▶ _Data_
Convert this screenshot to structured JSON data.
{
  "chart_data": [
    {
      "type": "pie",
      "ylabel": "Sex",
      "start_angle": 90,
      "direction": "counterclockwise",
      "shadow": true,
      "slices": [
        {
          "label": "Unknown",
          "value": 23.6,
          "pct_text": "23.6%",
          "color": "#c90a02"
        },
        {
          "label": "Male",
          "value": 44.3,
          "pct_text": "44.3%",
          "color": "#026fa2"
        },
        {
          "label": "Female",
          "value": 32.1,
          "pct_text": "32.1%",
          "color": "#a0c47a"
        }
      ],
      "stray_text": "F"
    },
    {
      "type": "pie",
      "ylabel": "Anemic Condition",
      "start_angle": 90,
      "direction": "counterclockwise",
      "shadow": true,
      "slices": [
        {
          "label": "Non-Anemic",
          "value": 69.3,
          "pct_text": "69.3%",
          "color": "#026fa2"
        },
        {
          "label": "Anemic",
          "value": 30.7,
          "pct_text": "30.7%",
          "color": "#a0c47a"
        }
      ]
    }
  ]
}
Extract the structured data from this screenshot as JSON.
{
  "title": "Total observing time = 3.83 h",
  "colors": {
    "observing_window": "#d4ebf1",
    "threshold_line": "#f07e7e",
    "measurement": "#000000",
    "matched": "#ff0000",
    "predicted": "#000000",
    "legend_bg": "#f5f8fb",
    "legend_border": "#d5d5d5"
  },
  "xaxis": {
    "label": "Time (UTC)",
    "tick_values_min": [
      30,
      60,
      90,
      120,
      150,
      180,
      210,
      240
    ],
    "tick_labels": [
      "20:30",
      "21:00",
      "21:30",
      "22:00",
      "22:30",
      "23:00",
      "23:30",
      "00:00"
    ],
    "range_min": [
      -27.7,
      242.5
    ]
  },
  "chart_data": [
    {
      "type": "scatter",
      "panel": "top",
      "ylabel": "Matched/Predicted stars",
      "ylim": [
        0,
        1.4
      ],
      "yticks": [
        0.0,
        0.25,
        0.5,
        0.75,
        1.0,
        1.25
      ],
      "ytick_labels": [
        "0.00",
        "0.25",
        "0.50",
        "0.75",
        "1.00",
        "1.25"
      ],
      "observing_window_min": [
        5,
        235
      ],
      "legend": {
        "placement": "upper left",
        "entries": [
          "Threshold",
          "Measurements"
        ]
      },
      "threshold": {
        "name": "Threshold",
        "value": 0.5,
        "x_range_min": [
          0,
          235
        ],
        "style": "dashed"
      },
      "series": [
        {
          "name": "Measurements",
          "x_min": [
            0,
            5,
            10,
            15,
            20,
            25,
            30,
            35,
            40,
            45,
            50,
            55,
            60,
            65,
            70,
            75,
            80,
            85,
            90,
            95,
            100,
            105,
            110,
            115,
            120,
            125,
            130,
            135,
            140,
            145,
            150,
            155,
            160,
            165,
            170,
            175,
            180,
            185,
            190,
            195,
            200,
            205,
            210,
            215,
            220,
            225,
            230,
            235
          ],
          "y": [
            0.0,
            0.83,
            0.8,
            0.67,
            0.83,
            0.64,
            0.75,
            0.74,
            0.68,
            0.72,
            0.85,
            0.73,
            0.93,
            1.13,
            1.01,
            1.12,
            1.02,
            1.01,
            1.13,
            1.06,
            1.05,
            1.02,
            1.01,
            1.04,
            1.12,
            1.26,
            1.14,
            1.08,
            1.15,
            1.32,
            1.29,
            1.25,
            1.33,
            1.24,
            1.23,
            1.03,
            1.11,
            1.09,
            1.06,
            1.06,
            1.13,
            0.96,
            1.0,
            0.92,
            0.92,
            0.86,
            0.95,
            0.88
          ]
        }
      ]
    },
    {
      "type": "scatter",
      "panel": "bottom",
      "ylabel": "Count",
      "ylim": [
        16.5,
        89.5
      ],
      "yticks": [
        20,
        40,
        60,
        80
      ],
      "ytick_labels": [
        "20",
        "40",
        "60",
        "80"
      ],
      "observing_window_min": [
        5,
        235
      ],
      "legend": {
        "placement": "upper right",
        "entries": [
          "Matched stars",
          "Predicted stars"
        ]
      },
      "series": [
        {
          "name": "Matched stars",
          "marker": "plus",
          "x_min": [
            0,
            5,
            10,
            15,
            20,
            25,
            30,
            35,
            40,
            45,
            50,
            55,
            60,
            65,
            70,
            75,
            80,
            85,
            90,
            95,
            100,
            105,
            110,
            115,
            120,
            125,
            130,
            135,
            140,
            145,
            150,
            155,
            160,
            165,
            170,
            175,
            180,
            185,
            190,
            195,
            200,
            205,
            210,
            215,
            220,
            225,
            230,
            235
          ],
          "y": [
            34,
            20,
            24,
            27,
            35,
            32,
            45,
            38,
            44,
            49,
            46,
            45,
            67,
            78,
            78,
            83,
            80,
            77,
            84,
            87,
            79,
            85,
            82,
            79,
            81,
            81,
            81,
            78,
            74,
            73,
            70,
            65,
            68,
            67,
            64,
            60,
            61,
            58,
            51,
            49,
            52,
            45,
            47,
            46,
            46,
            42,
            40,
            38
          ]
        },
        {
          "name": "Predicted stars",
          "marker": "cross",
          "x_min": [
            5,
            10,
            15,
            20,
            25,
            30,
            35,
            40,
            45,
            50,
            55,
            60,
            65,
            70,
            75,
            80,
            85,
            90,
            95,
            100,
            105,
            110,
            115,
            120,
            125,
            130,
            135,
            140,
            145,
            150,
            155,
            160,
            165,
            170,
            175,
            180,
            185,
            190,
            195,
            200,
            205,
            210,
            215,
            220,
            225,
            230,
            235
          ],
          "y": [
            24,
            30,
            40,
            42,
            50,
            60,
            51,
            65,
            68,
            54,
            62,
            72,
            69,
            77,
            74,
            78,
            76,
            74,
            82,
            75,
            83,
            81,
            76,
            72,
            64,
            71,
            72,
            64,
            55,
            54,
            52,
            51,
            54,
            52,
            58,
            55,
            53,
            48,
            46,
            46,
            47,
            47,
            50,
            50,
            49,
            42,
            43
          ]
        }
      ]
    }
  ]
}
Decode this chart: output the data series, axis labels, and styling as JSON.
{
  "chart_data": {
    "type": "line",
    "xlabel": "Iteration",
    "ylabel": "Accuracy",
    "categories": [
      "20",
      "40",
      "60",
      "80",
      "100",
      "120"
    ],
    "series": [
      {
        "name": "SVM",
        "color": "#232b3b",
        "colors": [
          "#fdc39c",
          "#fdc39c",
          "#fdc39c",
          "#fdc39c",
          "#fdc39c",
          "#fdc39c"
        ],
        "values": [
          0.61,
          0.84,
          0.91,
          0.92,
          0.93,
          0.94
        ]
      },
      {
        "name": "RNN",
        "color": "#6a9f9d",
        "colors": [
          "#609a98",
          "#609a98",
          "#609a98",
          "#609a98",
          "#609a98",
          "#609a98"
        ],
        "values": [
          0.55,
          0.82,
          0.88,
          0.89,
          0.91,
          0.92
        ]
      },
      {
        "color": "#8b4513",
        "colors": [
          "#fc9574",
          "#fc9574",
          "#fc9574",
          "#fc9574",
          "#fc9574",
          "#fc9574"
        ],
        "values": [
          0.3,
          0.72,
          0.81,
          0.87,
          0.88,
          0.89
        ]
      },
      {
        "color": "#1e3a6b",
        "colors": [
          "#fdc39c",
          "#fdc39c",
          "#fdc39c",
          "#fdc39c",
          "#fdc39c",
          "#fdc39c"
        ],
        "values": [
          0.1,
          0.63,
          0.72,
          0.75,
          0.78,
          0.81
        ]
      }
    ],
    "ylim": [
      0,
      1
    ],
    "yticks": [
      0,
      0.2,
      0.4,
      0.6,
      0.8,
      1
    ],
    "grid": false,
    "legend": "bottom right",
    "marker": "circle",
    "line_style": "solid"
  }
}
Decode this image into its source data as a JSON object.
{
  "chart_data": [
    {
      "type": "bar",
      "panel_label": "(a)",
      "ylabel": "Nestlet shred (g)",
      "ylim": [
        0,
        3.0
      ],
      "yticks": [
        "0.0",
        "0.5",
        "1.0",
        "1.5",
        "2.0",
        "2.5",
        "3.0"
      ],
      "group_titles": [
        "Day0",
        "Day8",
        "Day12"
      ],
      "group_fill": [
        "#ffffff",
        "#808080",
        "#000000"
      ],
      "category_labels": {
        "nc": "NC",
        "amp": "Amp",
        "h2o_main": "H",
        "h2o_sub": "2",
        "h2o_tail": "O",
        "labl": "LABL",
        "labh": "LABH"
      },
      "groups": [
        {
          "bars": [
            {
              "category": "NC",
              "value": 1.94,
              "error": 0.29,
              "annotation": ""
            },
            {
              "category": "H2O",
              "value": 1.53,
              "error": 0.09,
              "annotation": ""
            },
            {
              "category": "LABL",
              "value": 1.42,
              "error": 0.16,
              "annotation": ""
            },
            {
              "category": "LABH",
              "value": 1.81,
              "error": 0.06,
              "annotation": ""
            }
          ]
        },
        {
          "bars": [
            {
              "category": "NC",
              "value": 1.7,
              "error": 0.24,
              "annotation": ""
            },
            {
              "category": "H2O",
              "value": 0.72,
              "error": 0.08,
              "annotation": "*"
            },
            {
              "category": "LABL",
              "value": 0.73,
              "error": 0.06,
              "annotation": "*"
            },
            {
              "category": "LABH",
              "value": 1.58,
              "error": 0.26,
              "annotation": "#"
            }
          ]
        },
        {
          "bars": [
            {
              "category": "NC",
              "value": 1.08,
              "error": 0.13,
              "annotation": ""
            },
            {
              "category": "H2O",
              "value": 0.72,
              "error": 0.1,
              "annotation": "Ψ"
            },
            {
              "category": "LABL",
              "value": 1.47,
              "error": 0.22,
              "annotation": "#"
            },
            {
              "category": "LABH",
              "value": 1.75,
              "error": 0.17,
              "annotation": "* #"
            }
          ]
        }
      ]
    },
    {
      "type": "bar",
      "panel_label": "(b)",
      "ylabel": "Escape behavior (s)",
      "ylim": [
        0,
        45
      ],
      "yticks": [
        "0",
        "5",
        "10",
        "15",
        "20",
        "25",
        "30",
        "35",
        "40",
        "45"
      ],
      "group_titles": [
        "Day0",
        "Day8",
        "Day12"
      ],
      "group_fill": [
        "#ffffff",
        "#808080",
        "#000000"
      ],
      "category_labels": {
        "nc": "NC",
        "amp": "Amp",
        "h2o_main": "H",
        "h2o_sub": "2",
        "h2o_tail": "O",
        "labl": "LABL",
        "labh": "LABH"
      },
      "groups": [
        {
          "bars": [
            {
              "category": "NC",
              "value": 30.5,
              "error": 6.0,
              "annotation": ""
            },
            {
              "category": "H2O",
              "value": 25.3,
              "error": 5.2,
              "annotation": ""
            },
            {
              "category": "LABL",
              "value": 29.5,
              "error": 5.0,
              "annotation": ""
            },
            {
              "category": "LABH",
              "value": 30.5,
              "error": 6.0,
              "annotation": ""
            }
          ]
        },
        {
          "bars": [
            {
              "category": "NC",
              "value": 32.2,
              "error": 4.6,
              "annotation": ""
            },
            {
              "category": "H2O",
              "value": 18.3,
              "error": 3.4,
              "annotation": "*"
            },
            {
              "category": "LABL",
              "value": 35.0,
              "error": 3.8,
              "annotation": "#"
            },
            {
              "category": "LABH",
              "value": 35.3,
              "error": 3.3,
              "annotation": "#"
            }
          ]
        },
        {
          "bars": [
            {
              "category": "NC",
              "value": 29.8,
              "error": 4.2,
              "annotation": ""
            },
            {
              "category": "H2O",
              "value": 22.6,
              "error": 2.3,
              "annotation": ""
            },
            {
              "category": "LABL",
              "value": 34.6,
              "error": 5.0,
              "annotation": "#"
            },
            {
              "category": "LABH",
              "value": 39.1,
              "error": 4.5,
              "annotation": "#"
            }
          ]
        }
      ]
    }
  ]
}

▶ _Written task_
Copy out each line of the entries that holds "name".

▶ _Solution to this problem_
        "name": "Threshold",
          "name": "Measurements",
          "name": "Matched stars",
          "name": "Predicted stars",
        "name": "SVM",
        "name": "RNN",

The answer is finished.